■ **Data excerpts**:
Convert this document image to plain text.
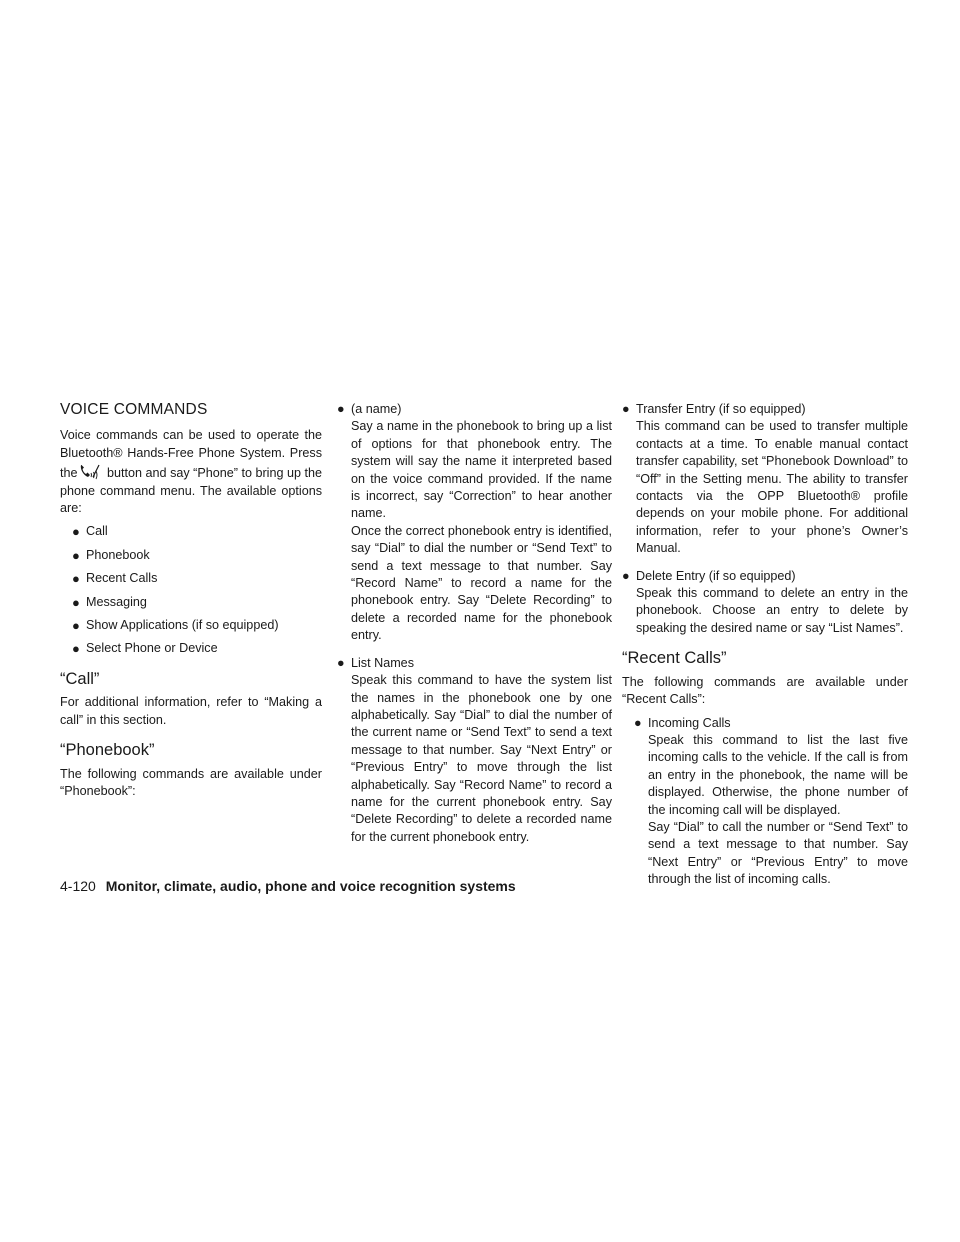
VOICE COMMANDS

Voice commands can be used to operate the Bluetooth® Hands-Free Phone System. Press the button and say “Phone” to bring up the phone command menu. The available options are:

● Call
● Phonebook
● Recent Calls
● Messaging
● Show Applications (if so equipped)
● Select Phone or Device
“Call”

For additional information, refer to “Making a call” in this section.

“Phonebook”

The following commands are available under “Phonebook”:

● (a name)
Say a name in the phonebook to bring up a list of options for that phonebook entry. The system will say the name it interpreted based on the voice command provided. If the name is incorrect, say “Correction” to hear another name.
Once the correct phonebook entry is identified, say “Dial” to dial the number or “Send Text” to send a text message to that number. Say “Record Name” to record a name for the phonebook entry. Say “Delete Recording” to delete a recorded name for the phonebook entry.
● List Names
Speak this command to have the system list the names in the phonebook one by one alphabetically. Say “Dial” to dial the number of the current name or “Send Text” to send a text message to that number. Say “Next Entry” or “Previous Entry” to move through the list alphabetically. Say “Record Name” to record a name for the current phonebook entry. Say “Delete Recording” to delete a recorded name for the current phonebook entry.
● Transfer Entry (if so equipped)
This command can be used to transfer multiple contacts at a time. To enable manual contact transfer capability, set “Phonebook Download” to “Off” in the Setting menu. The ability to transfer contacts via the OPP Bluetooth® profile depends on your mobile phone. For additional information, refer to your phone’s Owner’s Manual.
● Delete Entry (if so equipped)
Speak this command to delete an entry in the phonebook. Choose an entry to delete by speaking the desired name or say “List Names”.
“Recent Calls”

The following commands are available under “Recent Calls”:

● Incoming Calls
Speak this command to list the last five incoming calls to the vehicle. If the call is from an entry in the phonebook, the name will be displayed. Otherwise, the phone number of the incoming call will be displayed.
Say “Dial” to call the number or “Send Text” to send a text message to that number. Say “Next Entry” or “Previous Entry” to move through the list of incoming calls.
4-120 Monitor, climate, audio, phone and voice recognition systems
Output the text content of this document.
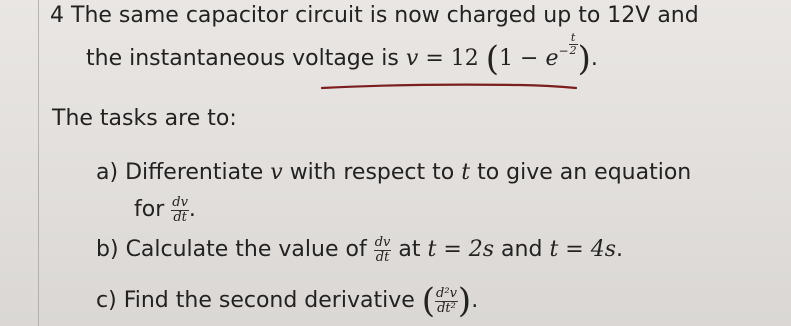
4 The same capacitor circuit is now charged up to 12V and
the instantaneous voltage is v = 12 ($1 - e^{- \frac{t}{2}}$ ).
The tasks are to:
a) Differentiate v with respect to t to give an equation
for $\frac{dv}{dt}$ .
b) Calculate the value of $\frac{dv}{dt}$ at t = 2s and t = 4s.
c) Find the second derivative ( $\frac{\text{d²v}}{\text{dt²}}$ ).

■ **Requirements**: Report how many lines of the records above contain the word "menu", and give only that number.

■ **Task solution**: 2